REQUIREMENTS | Write out all lines holding the word "each".

INPUT DATA |
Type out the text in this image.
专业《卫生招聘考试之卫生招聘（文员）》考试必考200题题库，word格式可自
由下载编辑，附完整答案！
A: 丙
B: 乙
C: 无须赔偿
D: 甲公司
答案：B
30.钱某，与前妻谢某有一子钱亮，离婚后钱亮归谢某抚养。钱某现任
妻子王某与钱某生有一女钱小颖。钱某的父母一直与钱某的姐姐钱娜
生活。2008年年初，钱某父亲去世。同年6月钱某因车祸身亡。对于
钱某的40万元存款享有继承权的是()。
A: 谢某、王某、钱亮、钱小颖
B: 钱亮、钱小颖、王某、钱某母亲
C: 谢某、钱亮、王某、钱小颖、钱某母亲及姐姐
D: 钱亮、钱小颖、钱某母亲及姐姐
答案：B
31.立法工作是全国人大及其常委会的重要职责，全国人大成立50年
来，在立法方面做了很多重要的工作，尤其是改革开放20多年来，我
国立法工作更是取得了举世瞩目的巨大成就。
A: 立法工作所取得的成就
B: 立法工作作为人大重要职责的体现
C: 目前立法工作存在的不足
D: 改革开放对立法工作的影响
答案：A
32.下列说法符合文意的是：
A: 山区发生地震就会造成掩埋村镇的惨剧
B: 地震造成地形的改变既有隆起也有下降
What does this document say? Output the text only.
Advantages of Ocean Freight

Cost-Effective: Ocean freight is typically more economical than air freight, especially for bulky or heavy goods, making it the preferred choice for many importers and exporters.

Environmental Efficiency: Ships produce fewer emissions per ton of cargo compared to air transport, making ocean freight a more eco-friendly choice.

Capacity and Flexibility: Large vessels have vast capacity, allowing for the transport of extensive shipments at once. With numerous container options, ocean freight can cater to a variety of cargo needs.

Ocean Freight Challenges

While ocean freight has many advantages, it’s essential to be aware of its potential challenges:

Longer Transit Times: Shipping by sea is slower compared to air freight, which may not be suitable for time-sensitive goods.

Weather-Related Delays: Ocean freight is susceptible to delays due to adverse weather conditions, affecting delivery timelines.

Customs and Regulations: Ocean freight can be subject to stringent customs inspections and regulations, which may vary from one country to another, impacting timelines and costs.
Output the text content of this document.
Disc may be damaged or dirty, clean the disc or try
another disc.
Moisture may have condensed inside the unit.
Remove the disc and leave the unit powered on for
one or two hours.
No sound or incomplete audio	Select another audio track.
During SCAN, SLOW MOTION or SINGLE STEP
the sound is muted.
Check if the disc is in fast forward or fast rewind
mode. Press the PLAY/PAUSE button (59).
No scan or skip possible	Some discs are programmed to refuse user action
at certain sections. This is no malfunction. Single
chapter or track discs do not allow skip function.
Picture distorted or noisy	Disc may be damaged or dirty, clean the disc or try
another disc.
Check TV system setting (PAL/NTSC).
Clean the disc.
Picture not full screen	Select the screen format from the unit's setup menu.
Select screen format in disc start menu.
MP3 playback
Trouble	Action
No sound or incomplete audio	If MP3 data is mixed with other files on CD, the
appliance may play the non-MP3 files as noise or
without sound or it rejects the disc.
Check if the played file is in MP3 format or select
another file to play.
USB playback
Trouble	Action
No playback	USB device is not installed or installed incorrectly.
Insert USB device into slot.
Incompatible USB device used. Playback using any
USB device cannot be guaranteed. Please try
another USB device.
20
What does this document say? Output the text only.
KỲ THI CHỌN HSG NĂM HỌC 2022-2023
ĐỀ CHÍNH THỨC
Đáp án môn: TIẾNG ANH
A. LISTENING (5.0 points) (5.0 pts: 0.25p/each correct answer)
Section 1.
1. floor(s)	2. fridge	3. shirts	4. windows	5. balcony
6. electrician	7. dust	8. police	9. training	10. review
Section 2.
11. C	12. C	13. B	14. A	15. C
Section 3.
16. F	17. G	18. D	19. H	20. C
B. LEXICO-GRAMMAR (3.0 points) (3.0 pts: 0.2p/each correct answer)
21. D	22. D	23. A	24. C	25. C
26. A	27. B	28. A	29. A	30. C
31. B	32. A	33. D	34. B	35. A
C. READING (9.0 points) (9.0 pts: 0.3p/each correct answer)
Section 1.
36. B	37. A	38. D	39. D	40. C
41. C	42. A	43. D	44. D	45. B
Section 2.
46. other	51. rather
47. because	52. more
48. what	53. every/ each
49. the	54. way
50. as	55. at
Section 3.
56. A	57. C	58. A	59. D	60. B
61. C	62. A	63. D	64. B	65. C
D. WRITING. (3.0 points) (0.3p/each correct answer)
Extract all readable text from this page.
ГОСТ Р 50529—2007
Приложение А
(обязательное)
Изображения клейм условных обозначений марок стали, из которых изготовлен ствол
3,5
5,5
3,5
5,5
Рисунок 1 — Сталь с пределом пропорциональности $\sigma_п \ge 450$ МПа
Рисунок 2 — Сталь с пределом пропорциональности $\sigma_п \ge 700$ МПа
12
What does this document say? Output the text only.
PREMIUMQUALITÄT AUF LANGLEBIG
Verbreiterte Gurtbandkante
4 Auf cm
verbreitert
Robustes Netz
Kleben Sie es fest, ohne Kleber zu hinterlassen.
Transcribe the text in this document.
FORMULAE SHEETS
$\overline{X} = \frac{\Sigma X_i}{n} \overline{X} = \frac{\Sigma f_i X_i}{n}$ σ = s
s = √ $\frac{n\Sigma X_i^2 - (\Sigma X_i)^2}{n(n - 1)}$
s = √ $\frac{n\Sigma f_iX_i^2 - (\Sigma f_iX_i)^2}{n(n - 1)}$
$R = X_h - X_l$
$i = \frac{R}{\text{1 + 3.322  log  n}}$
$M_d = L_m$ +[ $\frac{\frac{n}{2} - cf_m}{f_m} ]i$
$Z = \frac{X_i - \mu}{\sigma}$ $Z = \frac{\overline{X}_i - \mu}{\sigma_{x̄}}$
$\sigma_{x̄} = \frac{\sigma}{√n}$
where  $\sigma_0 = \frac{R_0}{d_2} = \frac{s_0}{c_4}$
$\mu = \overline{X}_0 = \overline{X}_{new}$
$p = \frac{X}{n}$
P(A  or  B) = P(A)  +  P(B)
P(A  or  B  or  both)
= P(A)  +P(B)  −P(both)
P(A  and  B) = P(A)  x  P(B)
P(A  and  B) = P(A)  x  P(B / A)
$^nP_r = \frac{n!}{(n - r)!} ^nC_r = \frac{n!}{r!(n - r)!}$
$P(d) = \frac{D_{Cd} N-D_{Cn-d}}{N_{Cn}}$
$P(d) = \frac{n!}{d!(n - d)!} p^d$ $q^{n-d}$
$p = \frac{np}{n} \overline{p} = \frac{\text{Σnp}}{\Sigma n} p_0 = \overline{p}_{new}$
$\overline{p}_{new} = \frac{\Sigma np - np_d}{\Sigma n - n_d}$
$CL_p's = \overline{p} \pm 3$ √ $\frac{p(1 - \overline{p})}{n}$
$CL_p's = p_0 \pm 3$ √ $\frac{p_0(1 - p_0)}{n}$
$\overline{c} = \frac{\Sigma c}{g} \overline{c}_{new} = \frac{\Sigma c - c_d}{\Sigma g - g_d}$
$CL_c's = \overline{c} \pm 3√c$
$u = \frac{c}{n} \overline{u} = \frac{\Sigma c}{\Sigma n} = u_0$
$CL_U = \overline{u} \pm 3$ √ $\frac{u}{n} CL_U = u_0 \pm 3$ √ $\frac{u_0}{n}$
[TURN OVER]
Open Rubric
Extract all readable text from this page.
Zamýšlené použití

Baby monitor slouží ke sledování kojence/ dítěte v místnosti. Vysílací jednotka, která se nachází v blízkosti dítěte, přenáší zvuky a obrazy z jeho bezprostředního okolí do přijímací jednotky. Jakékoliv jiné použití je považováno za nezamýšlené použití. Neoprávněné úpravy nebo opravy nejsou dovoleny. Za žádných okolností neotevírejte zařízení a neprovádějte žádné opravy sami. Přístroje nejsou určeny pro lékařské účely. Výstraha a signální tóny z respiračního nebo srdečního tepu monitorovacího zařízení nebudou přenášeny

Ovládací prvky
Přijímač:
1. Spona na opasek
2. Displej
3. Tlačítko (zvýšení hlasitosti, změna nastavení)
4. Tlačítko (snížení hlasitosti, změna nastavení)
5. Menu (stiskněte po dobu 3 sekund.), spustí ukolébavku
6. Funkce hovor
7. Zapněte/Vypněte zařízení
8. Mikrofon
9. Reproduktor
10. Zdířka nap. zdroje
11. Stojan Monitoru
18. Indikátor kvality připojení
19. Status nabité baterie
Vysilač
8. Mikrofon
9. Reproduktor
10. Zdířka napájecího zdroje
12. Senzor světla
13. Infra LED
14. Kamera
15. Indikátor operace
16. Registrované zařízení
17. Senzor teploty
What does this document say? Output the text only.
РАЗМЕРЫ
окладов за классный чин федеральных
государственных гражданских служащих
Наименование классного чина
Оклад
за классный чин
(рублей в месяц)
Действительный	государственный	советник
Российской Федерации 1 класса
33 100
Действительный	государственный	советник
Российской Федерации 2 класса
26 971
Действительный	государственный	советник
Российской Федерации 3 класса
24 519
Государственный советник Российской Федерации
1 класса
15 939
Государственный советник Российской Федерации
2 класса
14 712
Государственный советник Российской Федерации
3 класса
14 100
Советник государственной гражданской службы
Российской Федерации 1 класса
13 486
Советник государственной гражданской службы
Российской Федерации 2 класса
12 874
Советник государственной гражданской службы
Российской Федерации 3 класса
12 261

ANSWER TO THIS EXERCISE |
A. LISTENING (5.0 points) (5.0 pts: 0.25p/each correct answer)
B. LEXICO-GRAMMAR (3.0 points) (3.0 pts: 0.2p/each correct answer)
C. READING (9.0 points) (9.0 pts: 0.3p/each correct answer)
48. what	53. every/ each
D. WRITING. (3.0 points) (0.3p/each correct answer)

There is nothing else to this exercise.